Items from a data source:
►

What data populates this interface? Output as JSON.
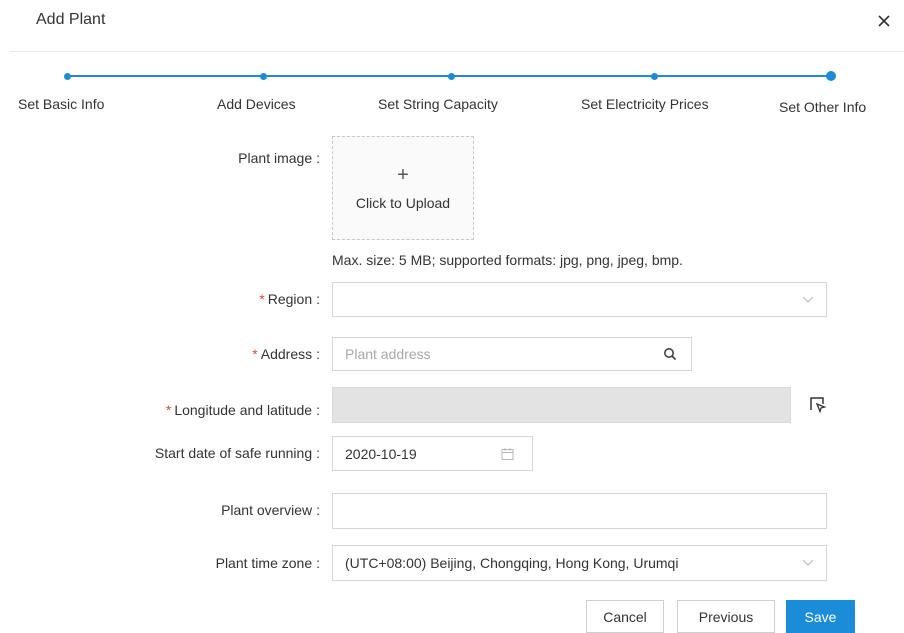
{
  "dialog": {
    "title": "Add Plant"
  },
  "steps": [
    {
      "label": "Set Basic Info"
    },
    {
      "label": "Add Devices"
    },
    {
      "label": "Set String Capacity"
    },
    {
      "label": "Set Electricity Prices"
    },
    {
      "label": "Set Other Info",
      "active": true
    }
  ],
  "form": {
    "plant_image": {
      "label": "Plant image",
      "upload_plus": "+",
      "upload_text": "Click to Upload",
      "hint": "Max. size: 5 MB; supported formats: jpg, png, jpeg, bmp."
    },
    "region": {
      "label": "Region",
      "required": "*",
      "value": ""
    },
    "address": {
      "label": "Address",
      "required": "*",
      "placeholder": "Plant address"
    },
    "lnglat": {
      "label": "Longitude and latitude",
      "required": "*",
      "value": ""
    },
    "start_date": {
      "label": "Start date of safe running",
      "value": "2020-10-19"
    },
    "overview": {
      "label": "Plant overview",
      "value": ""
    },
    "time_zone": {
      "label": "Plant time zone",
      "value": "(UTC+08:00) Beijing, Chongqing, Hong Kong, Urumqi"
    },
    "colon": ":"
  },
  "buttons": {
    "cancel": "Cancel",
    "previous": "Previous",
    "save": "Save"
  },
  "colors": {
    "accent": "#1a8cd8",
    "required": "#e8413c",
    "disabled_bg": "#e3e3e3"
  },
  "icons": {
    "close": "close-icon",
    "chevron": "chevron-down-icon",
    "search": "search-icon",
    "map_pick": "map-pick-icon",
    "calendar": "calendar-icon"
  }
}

◄
►

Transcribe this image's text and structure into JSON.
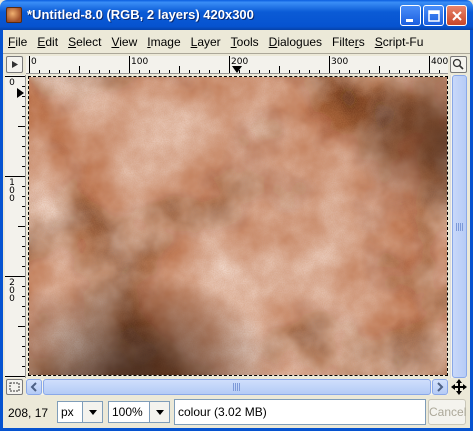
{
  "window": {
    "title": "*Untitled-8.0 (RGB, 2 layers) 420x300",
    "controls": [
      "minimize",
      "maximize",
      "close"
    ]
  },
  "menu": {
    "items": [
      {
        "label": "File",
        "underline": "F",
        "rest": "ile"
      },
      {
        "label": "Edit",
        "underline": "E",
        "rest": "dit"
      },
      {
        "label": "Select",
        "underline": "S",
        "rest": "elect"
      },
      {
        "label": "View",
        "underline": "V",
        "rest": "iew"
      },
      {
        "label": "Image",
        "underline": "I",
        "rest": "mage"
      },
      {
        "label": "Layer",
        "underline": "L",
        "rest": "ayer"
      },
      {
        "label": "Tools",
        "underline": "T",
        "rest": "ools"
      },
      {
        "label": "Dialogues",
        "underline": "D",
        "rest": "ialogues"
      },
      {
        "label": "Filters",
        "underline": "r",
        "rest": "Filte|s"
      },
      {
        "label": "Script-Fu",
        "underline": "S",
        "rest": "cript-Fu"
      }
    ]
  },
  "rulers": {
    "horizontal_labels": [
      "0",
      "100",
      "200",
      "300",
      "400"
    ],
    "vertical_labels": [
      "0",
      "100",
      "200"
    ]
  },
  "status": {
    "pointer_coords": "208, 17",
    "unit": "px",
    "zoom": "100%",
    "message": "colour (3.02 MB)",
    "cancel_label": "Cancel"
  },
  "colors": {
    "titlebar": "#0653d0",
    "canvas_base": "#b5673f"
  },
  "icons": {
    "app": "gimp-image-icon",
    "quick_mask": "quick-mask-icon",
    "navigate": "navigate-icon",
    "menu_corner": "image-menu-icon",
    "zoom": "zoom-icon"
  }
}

◄

## What to work on
In the entries above, locate every line with the word "Info" and copy it.

## Completed task
      "label": "Set Basic Info"
      "label": "Set Other Info",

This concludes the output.